_WHAT YOU HAVE TO DO_.
The listing below is the input. Say how many of its lines contain "Spectral", giving the number alone.

_SUPPLIED RECORDS_.

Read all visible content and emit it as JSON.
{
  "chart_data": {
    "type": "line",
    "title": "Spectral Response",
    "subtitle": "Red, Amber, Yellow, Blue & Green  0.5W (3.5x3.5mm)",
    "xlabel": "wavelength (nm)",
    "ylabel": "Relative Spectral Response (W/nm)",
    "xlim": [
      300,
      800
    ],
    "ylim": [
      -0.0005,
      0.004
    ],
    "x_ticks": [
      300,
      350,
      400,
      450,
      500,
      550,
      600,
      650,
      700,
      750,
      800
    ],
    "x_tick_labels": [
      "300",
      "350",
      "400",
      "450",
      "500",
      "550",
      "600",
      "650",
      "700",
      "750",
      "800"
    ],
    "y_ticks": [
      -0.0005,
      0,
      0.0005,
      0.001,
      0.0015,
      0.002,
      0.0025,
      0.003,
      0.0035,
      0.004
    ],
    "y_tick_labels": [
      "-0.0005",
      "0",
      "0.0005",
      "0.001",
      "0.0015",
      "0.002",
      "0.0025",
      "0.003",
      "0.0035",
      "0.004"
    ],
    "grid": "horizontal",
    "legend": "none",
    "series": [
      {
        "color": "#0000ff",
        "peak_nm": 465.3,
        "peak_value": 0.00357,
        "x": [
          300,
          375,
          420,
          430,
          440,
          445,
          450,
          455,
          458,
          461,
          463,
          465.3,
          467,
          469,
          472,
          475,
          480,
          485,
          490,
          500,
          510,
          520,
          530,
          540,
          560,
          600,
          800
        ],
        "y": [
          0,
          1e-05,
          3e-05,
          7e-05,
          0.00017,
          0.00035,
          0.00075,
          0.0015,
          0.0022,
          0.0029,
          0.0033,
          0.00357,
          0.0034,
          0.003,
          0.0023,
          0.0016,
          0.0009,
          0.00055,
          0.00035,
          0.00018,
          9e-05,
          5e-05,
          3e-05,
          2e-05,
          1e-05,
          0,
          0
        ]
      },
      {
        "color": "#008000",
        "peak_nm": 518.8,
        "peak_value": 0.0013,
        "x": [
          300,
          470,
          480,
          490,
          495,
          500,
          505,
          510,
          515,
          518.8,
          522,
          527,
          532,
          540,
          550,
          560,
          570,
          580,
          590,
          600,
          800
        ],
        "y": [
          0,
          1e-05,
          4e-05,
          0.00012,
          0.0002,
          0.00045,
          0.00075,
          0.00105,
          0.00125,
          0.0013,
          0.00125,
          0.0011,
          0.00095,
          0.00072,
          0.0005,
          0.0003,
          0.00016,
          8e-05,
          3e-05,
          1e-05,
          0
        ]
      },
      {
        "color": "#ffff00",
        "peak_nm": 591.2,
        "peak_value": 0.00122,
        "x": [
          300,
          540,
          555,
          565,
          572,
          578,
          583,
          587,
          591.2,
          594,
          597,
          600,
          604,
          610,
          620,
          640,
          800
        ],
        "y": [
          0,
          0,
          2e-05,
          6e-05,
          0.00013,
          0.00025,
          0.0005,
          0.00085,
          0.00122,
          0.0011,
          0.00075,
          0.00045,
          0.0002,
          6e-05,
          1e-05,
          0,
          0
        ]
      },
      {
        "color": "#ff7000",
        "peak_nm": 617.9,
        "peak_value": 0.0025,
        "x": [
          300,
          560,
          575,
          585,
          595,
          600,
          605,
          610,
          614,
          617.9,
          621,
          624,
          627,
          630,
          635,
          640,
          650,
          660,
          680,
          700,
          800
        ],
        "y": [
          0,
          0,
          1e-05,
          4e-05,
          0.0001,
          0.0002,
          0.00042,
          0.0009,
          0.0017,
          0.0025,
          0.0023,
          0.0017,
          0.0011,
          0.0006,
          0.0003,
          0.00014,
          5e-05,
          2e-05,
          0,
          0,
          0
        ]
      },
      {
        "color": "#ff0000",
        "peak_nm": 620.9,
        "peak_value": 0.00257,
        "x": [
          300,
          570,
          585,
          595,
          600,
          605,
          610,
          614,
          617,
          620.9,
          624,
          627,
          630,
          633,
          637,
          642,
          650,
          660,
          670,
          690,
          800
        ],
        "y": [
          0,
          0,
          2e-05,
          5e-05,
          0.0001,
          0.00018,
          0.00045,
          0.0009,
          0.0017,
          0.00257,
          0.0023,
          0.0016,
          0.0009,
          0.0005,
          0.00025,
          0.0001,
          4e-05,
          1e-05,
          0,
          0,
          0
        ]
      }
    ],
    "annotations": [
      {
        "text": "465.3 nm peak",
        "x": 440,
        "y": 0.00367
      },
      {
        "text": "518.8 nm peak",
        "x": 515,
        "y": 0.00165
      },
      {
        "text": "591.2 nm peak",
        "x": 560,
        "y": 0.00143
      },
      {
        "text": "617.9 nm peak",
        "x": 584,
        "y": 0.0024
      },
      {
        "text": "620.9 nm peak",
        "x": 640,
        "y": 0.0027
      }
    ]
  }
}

_COMPLETE OUTPUT_.
2